> _What you will do_
Can you reproduce the listing below line for line, with every character kept the same?

━━━ Rows

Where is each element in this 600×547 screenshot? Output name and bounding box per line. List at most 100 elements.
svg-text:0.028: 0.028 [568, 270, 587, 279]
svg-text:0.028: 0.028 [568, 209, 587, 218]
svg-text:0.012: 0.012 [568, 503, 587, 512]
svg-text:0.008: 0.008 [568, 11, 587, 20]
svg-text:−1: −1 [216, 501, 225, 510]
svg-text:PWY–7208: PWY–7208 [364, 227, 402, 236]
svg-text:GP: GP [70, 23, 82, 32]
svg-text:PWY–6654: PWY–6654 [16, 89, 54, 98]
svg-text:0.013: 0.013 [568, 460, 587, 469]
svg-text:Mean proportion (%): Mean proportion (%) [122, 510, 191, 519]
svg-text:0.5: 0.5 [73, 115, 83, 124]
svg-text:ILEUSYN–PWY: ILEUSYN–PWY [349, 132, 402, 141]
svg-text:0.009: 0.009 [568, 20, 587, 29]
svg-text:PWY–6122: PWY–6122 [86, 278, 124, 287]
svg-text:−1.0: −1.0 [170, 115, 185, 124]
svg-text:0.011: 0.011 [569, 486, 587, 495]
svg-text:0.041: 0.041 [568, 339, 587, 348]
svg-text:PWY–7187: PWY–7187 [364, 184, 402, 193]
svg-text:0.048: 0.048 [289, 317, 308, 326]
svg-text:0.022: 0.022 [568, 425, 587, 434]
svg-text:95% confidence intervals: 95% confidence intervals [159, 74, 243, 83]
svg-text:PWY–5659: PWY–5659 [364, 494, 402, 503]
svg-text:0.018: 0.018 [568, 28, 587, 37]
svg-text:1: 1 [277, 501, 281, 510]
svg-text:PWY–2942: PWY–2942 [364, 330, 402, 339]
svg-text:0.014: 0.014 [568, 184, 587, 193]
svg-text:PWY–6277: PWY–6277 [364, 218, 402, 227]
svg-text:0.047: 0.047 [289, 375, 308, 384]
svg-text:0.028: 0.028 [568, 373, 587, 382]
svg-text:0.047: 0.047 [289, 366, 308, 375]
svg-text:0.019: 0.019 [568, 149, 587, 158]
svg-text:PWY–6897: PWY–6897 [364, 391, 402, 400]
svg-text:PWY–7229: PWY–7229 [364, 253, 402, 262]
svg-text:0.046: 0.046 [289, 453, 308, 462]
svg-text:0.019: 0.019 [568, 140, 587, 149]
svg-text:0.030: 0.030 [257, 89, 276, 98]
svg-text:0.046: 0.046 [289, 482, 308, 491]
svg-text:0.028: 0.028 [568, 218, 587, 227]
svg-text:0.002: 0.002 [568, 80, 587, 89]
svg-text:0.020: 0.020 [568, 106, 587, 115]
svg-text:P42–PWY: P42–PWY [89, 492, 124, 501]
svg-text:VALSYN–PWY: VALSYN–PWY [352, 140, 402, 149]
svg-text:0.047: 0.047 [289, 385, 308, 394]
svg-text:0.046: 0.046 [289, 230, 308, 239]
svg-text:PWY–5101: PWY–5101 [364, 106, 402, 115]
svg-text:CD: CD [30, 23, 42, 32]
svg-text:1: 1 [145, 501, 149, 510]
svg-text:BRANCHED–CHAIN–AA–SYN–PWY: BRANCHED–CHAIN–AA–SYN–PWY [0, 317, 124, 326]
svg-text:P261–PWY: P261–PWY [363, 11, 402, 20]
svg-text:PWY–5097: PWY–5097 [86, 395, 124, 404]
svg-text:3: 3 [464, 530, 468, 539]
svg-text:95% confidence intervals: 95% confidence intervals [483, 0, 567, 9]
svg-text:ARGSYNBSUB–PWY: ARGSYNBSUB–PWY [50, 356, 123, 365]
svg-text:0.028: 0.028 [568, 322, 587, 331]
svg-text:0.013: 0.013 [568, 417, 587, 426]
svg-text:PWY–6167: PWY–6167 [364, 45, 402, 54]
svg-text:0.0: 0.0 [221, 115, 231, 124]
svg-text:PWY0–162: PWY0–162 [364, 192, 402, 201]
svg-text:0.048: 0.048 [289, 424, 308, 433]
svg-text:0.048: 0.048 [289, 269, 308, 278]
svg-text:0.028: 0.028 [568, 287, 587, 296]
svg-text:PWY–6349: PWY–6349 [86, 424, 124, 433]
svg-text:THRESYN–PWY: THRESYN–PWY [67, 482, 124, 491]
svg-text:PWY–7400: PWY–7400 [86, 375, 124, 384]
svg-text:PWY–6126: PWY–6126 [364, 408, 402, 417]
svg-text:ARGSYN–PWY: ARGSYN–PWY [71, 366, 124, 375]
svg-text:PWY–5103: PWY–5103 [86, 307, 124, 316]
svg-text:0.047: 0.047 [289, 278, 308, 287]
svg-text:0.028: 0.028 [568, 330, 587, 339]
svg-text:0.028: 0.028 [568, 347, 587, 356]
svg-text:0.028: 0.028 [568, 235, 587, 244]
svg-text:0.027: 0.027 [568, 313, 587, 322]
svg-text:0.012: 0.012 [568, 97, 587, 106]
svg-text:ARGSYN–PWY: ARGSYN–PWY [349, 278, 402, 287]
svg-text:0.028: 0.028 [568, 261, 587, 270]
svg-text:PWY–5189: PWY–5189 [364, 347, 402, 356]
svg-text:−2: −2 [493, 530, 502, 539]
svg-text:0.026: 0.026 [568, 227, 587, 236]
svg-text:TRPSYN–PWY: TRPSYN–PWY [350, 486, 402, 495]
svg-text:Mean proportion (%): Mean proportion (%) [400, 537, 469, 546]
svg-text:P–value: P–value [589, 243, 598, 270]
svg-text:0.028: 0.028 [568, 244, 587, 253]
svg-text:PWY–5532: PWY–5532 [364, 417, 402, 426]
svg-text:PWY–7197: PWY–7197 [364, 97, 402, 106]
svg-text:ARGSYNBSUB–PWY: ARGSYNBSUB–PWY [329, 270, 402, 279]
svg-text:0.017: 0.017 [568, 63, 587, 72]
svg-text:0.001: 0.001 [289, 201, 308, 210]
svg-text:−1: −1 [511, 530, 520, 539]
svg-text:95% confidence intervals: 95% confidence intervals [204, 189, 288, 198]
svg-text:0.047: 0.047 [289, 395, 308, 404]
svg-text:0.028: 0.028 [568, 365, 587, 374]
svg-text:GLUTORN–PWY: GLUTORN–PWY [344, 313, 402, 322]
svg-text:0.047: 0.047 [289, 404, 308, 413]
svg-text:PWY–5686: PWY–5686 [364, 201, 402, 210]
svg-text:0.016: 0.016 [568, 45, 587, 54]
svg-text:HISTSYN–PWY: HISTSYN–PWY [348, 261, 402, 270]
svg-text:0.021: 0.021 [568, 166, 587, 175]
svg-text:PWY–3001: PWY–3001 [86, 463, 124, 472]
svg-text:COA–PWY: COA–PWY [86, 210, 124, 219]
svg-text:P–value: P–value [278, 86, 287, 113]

━━━━━━

> _Response below_
Where is each element in this 600×547 screenshot? Output name and bounding box per line. List at most 100 elements.
svg-text:0.028: 0.028 [568, 270, 587, 279]
svg-text:0.028: 0.028 [568, 209, 587, 218]
svg-text:0.012: 0.012 [568, 503, 587, 512]
svg-text:0.008: 0.008 [568, 11, 587, 20]
svg-text:−1: −1 [216, 501, 225, 510]
svg-text:PWY–7208: PWY–7208 [364, 227, 402, 236]
svg-text:GP: GP [70, 23, 82, 32]
svg-text:PWY–6654: PWY–6654 [16, 89, 54, 98]
svg-text:0.013: 0.013 [568, 460, 587, 469]
svg-text:Mean proportion (%): Mean proportion (%) [122, 510, 191, 519]
svg-text:0.5: 0.5 [73, 115, 83, 124]
svg-text:ILEUSYN–PWY: ILEUSYN–PWY [349, 132, 402, 141]
svg-text:0.009: 0.009 [568, 20, 587, 29]
svg-text:PWY–6122: PWY–6122 [86, 278, 124, 287]
svg-text:−1.0: −1.0 [170, 115, 185, 124]
svg-text:0.011: 0.011 [569, 486, 587, 495]
svg-text:0.041: 0.041 [568, 339, 587, 348]
svg-text:PWY–7187: PWY–7187 [364, 184, 402, 193]
svg-text:0.048: 0.048 [289, 317, 308, 326]
svg-text:0.022: 0.022 [568, 425, 587, 434]
svg-text:95% confidence intervals: 95% confidence intervals [159, 74, 243, 83]
svg-text:PWY–5659: PWY–5659 [364, 494, 402, 503]
svg-text:0.018: 0.018 [568, 28, 587, 37]
svg-text:1: 1 [277, 501, 281, 510]
svg-text:PWY–2942: PWY–2942 [364, 330, 402, 339]
svg-text:0.014: 0.014 [568, 184, 587, 193]
svg-text:PWY–6277: PWY–6277 [364, 218, 402, 227]
svg-text:0.047: 0.047 [289, 375, 308, 384]
svg-text:0.028: 0.028 [568, 373, 587, 382]
svg-text:0.047: 0.047 [289, 366, 308, 375]
svg-text:0.019: 0.019 [568, 149, 587, 158]
svg-text:PWY–6897: PWY–6897 [364, 391, 402, 400]
svg-text:PWY–7229: PWY–7229 [364, 253, 402, 262]
svg-text:0.046: 0.046 [289, 453, 308, 462]
svg-text:0.019: 0.019 [568, 140, 587, 149]
svg-text:0.030: 0.030 [257, 89, 276, 98]
svg-text:0.046: 0.046 [289, 482, 308, 491]
svg-text:0.028: 0.028 [568, 218, 587, 227]
svg-text:0.002: 0.002 [568, 80, 587, 89]
svg-text:0.020: 0.020 [568, 106, 587, 115]
svg-text:P42–PWY: P42–PWY [89, 492, 124, 501]
svg-text:VALSYN–PWY: VALSYN–PWY [352, 140, 402, 149]
svg-text:0.047: 0.047 [289, 385, 308, 394]
svg-text:0.046: 0.046 [289, 230, 308, 239]
svg-text:PWY–5101: PWY–5101 [364, 106, 402, 115]
svg-text:CD: CD [30, 23, 42, 32]
svg-text:1: 1 [145, 501, 149, 510]
svg-text:BRANCHED–CHAIN–AA–SYN–PWY: BRANCHED–CHAIN–AA–SYN–PWY [0, 317, 124, 326]
svg-text:P261–PWY: P261–PWY [363, 11, 402, 20]
svg-text:PWY–5097: PWY–5097 [86, 395, 124, 404]
svg-text:3: 3 [464, 530, 468, 539]
svg-text:95% confidence intervals: 95% confidence intervals [483, 0, 567, 9]
svg-text:ARGSYNBSUB–PWY: ARGSYNBSUB–PWY [50, 356, 123, 365]
svg-text:0.028: 0.028 [568, 322, 587, 331]
svg-text:0.013: 0.013 [568, 417, 587, 426]
svg-text:PWY–6167: PWY–6167 [364, 45, 402, 54]
svg-text:0.0: 0.0 [221, 115, 231, 124]
svg-text:PWY0–162: PWY0–162 [364, 192, 402, 201]
svg-text:0.048: 0.048 [289, 424, 308, 433]
svg-text:0.048: 0.048 [289, 269, 308, 278]
svg-text:0.028: 0.028 [568, 287, 587, 296]
svg-text:PWY–6349: PWY–6349 [86, 424, 124, 433]
svg-text:THRESYN–PWY: THRESYN–PWY [67, 482, 124, 491]
svg-text:PWY–7400: PWY–7400 [86, 375, 124, 384]
svg-text:PWY–6126: PWY–6126 [364, 408, 402, 417]
svg-text:ARGSYN–PWY: ARGSYN–PWY [71, 366, 124, 375]
svg-text:PWY–5103: PWY–5103 [86, 307, 124, 316]
svg-text:0.047: 0.047 [289, 278, 308, 287]
svg-text:0.028: 0.028 [568, 330, 587, 339]
svg-text:0.028: 0.028 [568, 347, 587, 356]
svg-text:0.028: 0.028 [568, 235, 587, 244]
svg-text:0.027: 0.027 [568, 313, 587, 322]
svg-text:0.012: 0.012 [568, 97, 587, 106]
svg-text:ARGSYN–PWY: ARGSYN–PWY [349, 278, 402, 287]
svg-text:0.028: 0.028 [568, 261, 587, 270]
svg-text:PWY–5189: PWY–5189 [364, 347, 402, 356]
svg-text:−2: −2 [493, 530, 502, 539]
svg-text:0.026: 0.026 [568, 227, 587, 236]
svg-text:TRPSYN–PWY: TRPSYN–PWY [350, 486, 402, 495]
svg-text:Mean proportion (%): Mean proportion (%) [400, 537, 469, 546]
svg-text:P–value: P–value [589, 243, 598, 270]
svg-text:0.028: 0.028 [568, 244, 587, 253]
svg-text:PWY–5532: PWY–5532 [364, 417, 402, 426]
svg-text:PWY–7197: PWY–7197 [364, 97, 402, 106]
svg-text:ARGSYNBSUB–PWY: ARGSYNBSUB–PWY [329, 270, 402, 279]
svg-text:0.017: 0.017 [568, 63, 587, 72]
svg-text:0.001: 0.001 [289, 201, 308, 210]
svg-text:−1: −1 [511, 530, 520, 539]
svg-text:95% confidence intervals: 95% confidence intervals [204, 189, 288, 198]
svg-text:0.047: 0.047 [289, 395, 308, 404]
svg-text:0.028: 0.028 [568, 365, 587, 374]
svg-text:GLUTORN–PWY: GLUTORN–PWY [344, 313, 402, 322]
svg-text:0.047: 0.047 [289, 404, 308, 413]
svg-text:PWY–5686: PWY–5686 [364, 201, 402, 210]
svg-text:0.016: 0.016 [568, 45, 587, 54]
svg-text:HISTSYN–PWY: HISTSYN–PWY [348, 261, 402, 270]
svg-text:0.021: 0.021 [568, 166, 587, 175]
svg-text:PWY–3001: PWY–3001 [86, 463, 124, 472]
svg-text:COA–PWY: COA–PWY [86, 210, 124, 219]
svg-text:P–value: P–value [278, 86, 287, 113]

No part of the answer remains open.